(Extracted data entries)
=-=-=-=-=
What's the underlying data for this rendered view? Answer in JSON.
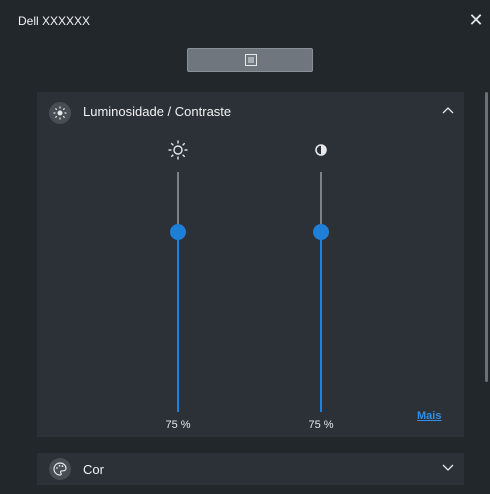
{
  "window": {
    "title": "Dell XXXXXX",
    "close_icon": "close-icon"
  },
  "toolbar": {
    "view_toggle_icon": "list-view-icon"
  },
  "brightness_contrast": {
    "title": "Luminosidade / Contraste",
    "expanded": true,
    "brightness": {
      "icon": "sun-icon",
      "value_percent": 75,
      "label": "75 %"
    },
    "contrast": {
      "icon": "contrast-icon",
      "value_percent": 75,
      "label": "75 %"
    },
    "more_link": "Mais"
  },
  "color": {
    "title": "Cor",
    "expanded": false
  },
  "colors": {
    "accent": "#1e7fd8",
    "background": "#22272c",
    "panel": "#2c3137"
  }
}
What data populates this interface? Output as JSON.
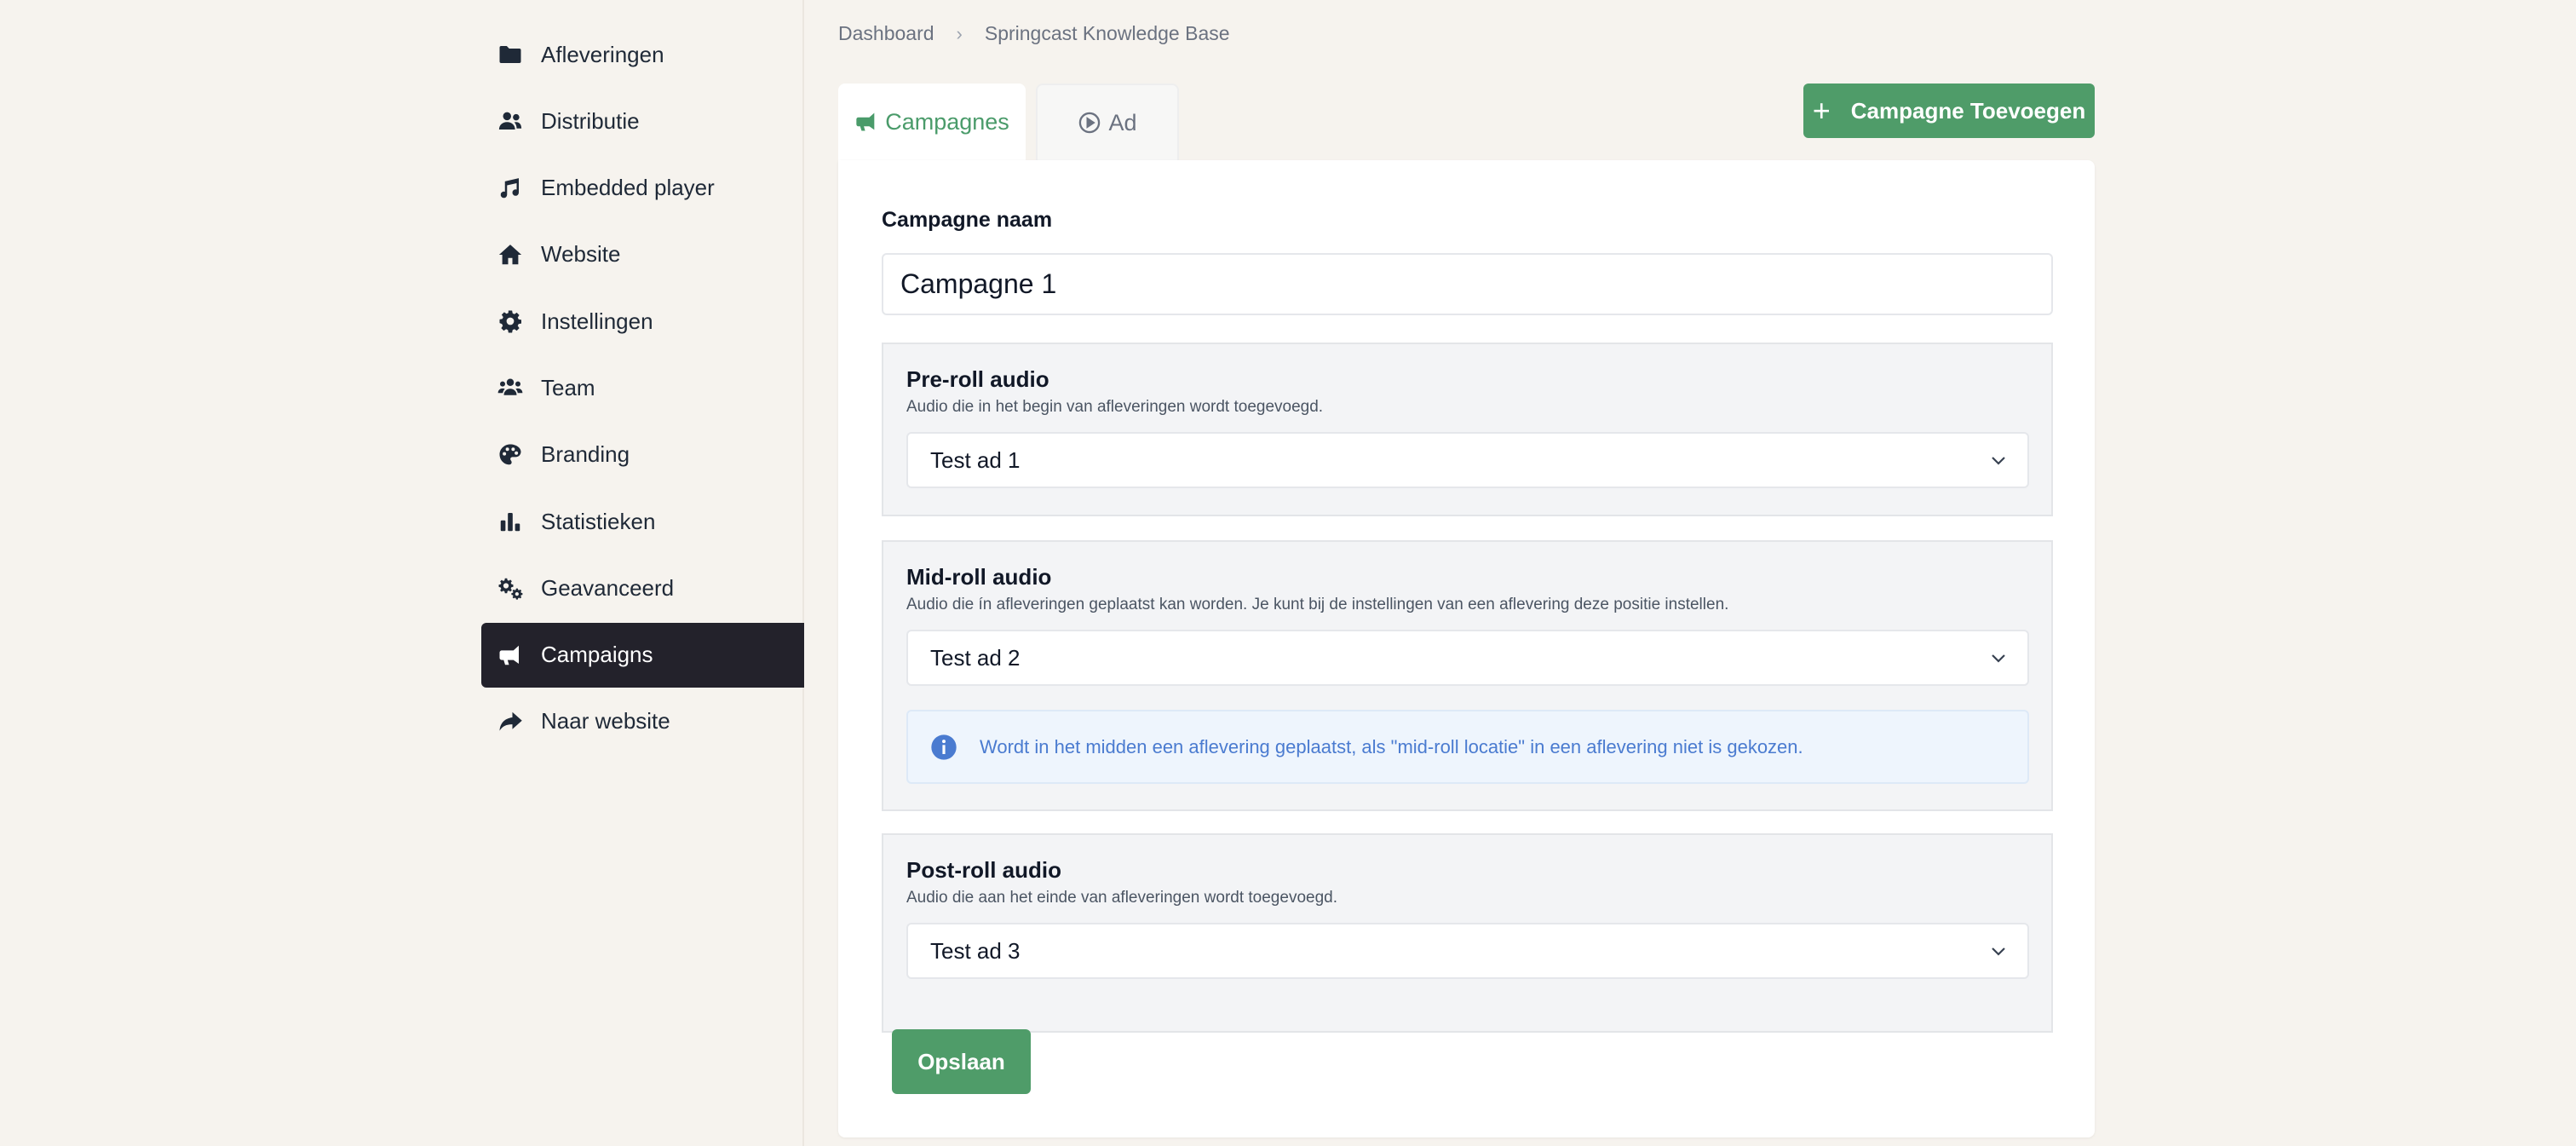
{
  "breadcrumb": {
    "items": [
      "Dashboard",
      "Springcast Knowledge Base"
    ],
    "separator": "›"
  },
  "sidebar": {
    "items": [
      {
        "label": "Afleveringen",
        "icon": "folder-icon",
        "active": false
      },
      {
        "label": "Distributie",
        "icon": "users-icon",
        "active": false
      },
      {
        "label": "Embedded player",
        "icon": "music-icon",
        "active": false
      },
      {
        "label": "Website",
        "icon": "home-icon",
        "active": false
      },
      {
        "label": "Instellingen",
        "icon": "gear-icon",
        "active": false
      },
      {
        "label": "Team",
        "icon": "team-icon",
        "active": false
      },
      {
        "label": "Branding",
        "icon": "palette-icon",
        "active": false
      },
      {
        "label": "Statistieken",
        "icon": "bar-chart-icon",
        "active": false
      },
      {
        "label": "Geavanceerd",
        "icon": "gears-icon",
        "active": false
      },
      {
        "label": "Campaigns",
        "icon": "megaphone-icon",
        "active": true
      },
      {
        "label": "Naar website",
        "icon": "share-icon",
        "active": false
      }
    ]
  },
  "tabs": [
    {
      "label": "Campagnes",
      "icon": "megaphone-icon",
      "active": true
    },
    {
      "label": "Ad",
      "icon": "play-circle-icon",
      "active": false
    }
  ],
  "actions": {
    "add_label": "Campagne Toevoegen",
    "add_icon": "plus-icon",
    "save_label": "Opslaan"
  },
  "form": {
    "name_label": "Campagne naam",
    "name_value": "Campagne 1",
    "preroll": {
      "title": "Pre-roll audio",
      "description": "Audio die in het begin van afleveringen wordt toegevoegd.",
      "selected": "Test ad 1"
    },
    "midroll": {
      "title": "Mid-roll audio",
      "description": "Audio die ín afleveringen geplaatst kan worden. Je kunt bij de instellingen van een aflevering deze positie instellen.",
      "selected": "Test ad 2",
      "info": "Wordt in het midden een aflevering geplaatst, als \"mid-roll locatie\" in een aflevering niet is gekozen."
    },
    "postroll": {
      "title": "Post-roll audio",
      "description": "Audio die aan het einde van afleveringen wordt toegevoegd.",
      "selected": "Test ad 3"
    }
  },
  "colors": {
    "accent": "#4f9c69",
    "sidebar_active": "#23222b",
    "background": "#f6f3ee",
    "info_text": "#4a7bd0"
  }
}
=-=-=-=-=
What you will do: Leave the pictures out and reproduce all of the records exactly.

Response below:
What's the underlying data for this rendered view? Answer in JSON.
{
  "window": {
    "title": "Dell XXXXXX",
    "close_icon": "close-icon"
  },
  "toolbar": {
    "view_toggle_icon": "list-view-icon"
  },
  "brightness_contrast": {
    "title": "Luminosidade / Contraste",
    "expanded": true,
    "brightness": {
      "icon": "sun-icon",
      "value_percent": 75,
      "label": "75 %"
    },
    "contrast": {
      "icon": "contrast-icon",
      "value_percent": 75,
      "label": "75 %"
    },
    "more_link": "Mais"
  },
  "color": {
    "title": "Cor",
    "expanded": false
  },
  "colors": {
    "accent": "#1e7fd8",
    "background": "#22272c",
    "panel": "#2c3137"
  }
}
What data populates this interface? Output as JSON.
{
  "breadcrumb": {
    "items": [
      "Dashboard",
      "Springcast Knowledge Base"
    ],
    "separator": "›"
  },
  "sidebar": {
    "items": [
      {
        "label": "Afleveringen",
        "icon": "folder-icon",
        "active": false
      },
      {
        "label": "Distributie",
        "icon": "users-icon",
        "active": false
      },
      {
        "label": "Embedded player",
        "icon": "music-icon",
        "active": false
      },
      {
        "label": "Website",
        "icon": "home-icon",
        "active": false
      },
      {
        "label": "Instellingen",
        "icon": "gear-icon",
        "active": false
      },
      {
        "label": "Team",
        "icon": "team-icon",
        "active": false
      },
      {
        "label": "Branding",
        "icon": "palette-icon",
        "active": false
      },
      {
        "label": "Statistieken",
        "icon": "bar-chart-icon",
        "active": false
      },
      {
        "label": "Geavanceerd",
        "icon": "gears-icon",
        "active": false
      },
      {
        "label": "Campaigns",
        "icon": "megaphone-icon",
        "active": true
      },
      {
        "label": "Naar website",
        "icon": "share-icon",
        "active": false
      }
    ]
  },
  "tabs": [
    {
      "label": "Campagnes",
      "icon": "megaphone-icon",
      "active": true
    },
    {
      "label": "Ad",
      "icon": "play-circle-icon",
      "active": false
    }
  ],
  "actions": {
    "add_label": "Campagne Toevoegen",
    "add_icon": "plus-icon",
    "save_label": "Opslaan"
  },
  "form": {
    "name_label": "Campagne naam",
    "name_value": "Campagne 1",
    "preroll": {
      "title": "Pre-roll audio",
      "description": "Audio die in het begin van afleveringen wordt toegevoegd.",
      "selected": "Test ad 1"
    },
    "midroll": {
      "title": "Mid-roll audio",
      "description": "Audio die ín afleveringen geplaatst kan worden. Je kunt bij de instellingen van een aflevering deze positie instellen.",
      "selected": "Test ad 2",
      "info": "Wordt in het midden een aflevering geplaatst, als \"mid-roll locatie\" in een aflevering niet is gekozen."
    },
    "postroll": {
      "title": "Post-roll audio",
      "description": "Audio die aan het einde van afleveringen wordt toegevoegd.",
      "selected": "Test ad 3"
    }
  },
  "colors": {
    "accent": "#4f9c69",
    "sidebar_active": "#23222b",
    "background": "#f6f3ee",
    "info_text": "#4a7bd0"
  }
}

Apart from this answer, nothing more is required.